* [Excerpted data]
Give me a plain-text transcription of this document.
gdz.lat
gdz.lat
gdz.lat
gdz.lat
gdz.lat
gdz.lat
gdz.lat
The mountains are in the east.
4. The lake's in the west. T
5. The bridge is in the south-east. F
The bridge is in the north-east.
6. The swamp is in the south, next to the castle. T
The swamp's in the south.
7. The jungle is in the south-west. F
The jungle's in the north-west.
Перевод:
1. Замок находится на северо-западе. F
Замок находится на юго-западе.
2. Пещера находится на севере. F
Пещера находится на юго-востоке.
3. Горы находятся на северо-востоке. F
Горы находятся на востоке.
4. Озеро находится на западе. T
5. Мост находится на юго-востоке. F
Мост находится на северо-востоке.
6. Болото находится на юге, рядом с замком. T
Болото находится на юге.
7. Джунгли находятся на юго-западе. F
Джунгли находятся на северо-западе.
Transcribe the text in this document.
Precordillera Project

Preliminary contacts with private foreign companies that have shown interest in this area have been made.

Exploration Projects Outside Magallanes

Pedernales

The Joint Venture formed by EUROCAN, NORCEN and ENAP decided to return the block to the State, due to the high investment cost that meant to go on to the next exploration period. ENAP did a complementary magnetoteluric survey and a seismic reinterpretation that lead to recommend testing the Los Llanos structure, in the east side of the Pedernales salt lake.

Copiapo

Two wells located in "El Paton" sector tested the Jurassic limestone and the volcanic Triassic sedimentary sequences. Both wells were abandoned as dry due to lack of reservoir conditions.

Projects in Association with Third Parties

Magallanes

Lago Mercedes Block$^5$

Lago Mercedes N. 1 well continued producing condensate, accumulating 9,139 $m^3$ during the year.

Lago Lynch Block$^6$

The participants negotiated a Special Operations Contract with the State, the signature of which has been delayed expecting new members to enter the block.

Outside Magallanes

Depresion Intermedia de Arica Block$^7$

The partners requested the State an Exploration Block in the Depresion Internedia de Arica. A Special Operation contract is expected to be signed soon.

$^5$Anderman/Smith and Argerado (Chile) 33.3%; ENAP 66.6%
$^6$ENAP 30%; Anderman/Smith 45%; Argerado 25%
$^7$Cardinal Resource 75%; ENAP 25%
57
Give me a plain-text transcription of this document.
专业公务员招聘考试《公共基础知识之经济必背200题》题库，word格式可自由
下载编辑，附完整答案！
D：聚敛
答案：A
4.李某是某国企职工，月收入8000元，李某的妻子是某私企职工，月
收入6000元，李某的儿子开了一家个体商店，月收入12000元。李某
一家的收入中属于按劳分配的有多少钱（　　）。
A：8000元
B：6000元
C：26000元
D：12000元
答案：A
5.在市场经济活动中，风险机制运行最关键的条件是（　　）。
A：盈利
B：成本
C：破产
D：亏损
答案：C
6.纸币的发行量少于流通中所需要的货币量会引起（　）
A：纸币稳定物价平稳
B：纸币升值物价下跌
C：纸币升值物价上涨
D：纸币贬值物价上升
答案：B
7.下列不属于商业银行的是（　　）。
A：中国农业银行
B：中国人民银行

* [Objective] Quote each line of the data above exactly as written.

* [Correct response]
Give me a plain-text transcription of this document.
gdz.lat
gdz.lat
gdz.lat
gdz.lat
gdz.lat
gdz.lat
gdz.lat
The mountains are in the east.
4. The lake's in the west. T
5. The bridge is in the south-east. F
The bridge is in the north-east.
6. The swamp is in the south, next to the castle. T
The swamp's in the south.
7. The jungle is in the south-west. F
The jungle's in the north-west.
Перевод:
1. Замок находится на северо-западе. F
Замок находится на юго-западе.
2. Пещера находится на севере. F
Пещера находится на юго-востоке.
3. Горы находятся на северо-востоке. F
Горы находятся на востоке.
4. Озеро находится на западе. T
5. Мост находится на юго-востоке. F
Мост находится на северо-востоке.
6. Болото находится на юге, рядом с замком. T
Болото находится на юге.
7. Джунгли находятся на юго-западе. F
Джунгли находятся на северо-западе.
Transcribe the text in this document.
Precordillera Project

Preliminary contacts with private foreign companies that have shown interest in this area have been made.

Exploration Projects Outside Magallanes

Pedernales

The Joint Venture formed by EUROCAN, NORCEN and ENAP decided to return the block to the State, due to the high investment cost that meant to go on to the next exploration period. ENAP did a complementary magnetoteluric survey and a seismic reinterpretation that lead to recommend testing the Los Llanos structure, in the east side of the Pedernales salt lake.

Copiapo

Two wells located in "El Paton" sector tested the Jurassic limestone and the volcanic Triassic sedimentary sequences. Both wells were abandoned as dry due to lack of reservoir conditions.

Projects in Association with Third Parties

Magallanes

Lago Mercedes Block$^5$

Lago Mercedes N. 1 well continued producing condensate, accumulating 9,139 $m^3$ during the year.

Lago Lynch Block$^6$

The participants negotiated a Special Operations Contract with the State, the signature of which has been delayed expecting new members to enter the block.

Outside Magallanes

Depresion Intermedia de Arica Block$^7$

The partners requested the State an Exploration Block in the Depresion Internedia de Arica. A Special Operation contract is expected to be signed soon.

$^5$Anderman/Smith and Argerado (Chile) 33.3%; ENAP 66.6%
$^6$ENAP 30%; Anderman/Smith 45%; Argerado 25%
$^7$Cardinal Resource 75%; ENAP 25%
57
Give me a plain-text transcription of this document.
专业公务员招聘考试《公共基础知识之经济必背200题》题库，word格式可自由
下载编辑，附完整答案！
D：聚敛
答案：A
4.李某是某国企职工，月收入8000元，李某的妻子是某私企职工，月
收入6000元，李某的儿子开了一家个体商店，月收入12000元。李某
一家的收入中属于按劳分配的有多少钱（　　）。
A：8000元
B：6000元
C：26000元
D：12000元
答案：A
5.在市场经济活动中，风险机制运行最关键的条件是（　　）。
A：盈利
B：成本
C：破产
D：亏损
答案：C
6.纸币的发行量少于流通中所需要的货币量会引起（　）
A：纸币稳定物价平稳
B：纸币升值物价下跌
C：纸币升值物价上涨
D：纸币贬值物价上升
答案：B
7.下列不属于商业银行的是（　　）。
A：中国农业银行
B：中国人民银行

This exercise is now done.